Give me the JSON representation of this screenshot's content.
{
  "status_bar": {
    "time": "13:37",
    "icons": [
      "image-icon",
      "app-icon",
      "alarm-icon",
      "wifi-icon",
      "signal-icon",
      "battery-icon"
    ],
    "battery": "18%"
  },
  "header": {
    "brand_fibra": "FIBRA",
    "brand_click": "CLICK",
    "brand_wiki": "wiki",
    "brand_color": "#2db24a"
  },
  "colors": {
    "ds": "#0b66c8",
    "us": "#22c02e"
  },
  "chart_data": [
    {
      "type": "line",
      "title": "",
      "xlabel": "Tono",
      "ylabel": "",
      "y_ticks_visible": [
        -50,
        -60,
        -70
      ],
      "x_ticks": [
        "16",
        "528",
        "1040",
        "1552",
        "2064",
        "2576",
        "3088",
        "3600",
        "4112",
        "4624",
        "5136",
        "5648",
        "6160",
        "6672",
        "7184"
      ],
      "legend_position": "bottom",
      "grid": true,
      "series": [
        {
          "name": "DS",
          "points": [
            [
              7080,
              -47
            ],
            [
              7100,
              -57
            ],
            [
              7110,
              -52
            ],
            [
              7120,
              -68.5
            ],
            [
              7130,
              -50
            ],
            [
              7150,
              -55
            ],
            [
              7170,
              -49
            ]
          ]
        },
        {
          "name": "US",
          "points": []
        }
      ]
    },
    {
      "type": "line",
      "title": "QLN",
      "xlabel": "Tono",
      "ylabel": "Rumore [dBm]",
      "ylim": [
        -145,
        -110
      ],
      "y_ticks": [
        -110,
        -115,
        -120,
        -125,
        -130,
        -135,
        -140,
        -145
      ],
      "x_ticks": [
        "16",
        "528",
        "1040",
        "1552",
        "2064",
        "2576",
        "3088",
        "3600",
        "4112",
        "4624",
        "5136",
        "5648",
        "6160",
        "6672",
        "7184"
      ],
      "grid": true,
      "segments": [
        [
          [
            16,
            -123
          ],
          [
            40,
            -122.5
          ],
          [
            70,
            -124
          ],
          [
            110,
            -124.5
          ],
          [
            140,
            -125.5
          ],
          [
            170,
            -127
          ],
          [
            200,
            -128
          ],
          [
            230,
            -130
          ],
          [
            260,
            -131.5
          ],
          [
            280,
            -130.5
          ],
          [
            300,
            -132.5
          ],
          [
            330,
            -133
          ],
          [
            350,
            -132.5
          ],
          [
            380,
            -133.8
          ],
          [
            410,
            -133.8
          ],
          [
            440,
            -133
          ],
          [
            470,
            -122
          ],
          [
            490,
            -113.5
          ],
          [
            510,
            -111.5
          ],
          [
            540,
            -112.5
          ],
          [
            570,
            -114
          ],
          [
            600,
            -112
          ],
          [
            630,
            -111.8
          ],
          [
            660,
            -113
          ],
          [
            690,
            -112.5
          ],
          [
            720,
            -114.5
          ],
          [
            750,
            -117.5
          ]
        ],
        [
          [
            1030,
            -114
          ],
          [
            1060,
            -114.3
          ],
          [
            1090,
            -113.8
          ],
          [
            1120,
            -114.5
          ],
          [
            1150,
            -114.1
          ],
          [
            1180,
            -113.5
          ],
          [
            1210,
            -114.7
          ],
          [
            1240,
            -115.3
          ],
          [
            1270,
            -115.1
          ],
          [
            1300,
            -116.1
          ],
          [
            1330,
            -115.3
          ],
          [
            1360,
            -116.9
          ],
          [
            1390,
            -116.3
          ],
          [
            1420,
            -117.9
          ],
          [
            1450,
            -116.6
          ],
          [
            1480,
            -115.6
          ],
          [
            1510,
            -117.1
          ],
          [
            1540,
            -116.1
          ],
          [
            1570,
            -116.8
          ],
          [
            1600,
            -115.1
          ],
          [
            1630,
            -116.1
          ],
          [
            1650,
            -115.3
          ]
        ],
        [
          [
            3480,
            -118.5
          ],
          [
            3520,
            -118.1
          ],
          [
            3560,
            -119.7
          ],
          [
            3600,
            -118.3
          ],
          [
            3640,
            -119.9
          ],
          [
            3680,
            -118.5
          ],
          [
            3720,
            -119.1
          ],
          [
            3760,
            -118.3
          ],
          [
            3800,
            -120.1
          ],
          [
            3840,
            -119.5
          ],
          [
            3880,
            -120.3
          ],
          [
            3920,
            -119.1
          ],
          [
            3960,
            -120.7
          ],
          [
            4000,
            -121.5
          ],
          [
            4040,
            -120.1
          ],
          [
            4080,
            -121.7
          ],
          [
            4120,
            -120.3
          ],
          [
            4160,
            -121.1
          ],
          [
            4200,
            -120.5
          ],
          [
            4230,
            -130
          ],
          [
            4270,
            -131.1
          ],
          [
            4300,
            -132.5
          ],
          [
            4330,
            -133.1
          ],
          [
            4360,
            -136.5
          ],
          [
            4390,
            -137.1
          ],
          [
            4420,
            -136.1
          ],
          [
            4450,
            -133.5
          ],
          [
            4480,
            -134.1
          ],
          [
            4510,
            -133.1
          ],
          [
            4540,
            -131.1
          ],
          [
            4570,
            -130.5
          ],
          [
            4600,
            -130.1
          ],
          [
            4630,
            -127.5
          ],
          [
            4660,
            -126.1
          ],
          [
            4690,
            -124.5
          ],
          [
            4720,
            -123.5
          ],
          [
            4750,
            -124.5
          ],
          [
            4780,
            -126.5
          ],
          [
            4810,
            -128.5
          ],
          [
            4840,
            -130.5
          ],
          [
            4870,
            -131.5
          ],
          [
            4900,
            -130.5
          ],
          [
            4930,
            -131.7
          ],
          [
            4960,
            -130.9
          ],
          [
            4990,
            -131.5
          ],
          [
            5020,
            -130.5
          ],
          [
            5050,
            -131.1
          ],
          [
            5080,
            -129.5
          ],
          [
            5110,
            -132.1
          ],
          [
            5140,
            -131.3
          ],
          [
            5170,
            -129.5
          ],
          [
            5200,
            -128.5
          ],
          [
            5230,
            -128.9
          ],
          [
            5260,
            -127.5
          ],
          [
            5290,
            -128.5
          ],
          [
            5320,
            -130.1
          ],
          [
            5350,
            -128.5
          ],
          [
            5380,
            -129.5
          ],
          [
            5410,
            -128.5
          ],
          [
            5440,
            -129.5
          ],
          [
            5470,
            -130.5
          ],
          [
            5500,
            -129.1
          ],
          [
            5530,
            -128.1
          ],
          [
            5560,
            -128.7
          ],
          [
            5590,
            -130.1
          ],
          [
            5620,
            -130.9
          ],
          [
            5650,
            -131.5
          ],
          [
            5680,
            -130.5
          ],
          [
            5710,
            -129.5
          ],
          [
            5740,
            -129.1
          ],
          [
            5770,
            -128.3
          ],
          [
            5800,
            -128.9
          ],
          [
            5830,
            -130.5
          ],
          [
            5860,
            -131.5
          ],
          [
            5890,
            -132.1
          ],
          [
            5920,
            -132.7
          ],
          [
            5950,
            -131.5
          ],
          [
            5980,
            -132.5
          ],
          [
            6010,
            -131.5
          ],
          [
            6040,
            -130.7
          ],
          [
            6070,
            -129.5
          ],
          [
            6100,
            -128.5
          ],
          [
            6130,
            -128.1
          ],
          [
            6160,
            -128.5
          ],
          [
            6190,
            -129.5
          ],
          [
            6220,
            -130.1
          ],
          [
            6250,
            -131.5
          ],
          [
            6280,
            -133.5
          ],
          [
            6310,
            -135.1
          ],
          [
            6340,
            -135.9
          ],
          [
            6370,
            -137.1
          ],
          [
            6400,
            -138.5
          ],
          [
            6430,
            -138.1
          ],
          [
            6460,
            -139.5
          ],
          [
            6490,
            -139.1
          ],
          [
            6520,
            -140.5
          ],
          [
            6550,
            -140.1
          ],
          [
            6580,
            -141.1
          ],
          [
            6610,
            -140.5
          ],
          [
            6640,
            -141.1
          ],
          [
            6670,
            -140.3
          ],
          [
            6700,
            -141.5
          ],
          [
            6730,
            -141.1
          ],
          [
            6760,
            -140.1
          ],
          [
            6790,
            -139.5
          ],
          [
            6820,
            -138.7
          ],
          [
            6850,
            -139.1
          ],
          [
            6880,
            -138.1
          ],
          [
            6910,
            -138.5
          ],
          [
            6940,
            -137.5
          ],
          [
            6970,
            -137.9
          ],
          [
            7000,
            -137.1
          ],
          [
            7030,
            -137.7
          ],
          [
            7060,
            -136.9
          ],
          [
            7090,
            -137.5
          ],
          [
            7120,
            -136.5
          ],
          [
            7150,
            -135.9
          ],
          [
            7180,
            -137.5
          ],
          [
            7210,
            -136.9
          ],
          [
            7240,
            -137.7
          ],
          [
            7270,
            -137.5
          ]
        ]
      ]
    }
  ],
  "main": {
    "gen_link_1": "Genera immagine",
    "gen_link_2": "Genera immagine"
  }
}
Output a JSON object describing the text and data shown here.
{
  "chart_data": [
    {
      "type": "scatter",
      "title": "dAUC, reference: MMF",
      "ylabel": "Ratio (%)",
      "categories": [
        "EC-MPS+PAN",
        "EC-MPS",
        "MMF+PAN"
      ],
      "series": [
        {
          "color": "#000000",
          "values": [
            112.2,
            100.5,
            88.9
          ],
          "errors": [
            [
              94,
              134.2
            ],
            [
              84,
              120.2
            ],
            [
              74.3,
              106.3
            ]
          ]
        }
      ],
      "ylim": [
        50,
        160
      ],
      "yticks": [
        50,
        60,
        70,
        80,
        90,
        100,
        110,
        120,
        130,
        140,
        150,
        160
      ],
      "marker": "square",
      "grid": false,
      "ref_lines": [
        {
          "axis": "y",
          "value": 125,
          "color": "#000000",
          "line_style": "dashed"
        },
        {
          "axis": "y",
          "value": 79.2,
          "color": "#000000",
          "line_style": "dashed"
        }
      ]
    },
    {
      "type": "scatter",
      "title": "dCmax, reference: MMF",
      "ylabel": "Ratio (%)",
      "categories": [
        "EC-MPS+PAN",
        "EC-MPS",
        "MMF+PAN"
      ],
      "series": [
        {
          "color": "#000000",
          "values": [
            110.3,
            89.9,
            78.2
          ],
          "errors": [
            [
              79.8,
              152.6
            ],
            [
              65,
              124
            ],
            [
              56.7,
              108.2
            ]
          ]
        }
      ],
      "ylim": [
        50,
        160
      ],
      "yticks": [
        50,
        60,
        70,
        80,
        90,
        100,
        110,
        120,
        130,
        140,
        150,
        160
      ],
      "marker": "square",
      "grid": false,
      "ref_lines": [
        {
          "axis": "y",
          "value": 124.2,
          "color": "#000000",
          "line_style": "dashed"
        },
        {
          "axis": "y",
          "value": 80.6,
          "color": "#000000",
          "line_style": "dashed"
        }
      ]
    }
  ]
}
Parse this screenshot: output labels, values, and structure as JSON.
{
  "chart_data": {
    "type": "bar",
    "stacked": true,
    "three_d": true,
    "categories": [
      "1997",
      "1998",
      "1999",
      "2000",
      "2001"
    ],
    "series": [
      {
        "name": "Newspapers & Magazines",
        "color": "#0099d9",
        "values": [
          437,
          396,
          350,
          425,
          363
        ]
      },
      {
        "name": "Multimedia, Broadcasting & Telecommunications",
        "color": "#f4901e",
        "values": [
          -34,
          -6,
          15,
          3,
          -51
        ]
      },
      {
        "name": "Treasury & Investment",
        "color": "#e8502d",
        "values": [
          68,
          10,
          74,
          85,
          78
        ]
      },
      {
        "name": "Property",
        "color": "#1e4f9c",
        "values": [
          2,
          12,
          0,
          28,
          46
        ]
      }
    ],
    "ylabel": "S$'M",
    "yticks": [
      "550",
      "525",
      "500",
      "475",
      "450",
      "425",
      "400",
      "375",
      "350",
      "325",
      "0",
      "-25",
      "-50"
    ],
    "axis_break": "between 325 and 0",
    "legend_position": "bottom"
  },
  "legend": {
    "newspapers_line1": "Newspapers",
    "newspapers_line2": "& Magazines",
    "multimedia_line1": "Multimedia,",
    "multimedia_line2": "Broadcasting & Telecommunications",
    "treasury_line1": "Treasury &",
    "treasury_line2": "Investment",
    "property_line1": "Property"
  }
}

* * * * *

Every line from the line containing "Parse this screenshot: output" to the last line of the material above must be repeated exactly, and no other line.

→ Correct answer:
Parse this screenshot: output labels, values, and structure as JSON.
{
  "chart_data": {
    "type": "bar",
    "stacked": true,
    "three_d": true,
    "categories": [
      "1997",
      "1998",
      "1999",
      "2000",
      "2001"
    ],
    "series": [
      {
        "name": "Newspapers & Magazines",
        "color": "#0099d9",
        "values": [
          437,
          396,
          350,
          425,
          363
        ]
      },
      {
        "name": "Multimedia, Broadcasting & Telecommunications",
        "color": "#f4901e",
        "values": [
          -34,
          -6,
          15,
          3,
          -51
        ]
      },
      {
        "name": "Treasury & Investment",
        "color": "#e8502d",
        "values": [
          68,
          10,
          74,
          85,
          78
        ]
      },
      {
        "name": "Property",
        "color": "#1e4f9c",
        "values": [
          2,
          12,
          0,
          28,
          46
        ]
      }
    ],
    "ylabel": "S$'M",
    "yticks": [
      "550",
      "525",
      "500",
      "475",
      "450",
      "425",
      "400",
      "375",
      "350",
      "325",
      "0",
      "-25",
      "-50"
    ],
    "axis_break": "between 325 and 0",
    "legend_position": "bottom"
  },
  "legend": {
    "newspapers_line1": "Newspapers",
    "newspapers_line2": "& Magazines",
    "multimedia_line1": "Multimedia,",
    "multimedia_line2": "Broadcasting & Telecommunications",
    "treasury_line1": "Treasury &",
    "treasury_line2": "Investment",
    "property_line1": "Property"
  }
}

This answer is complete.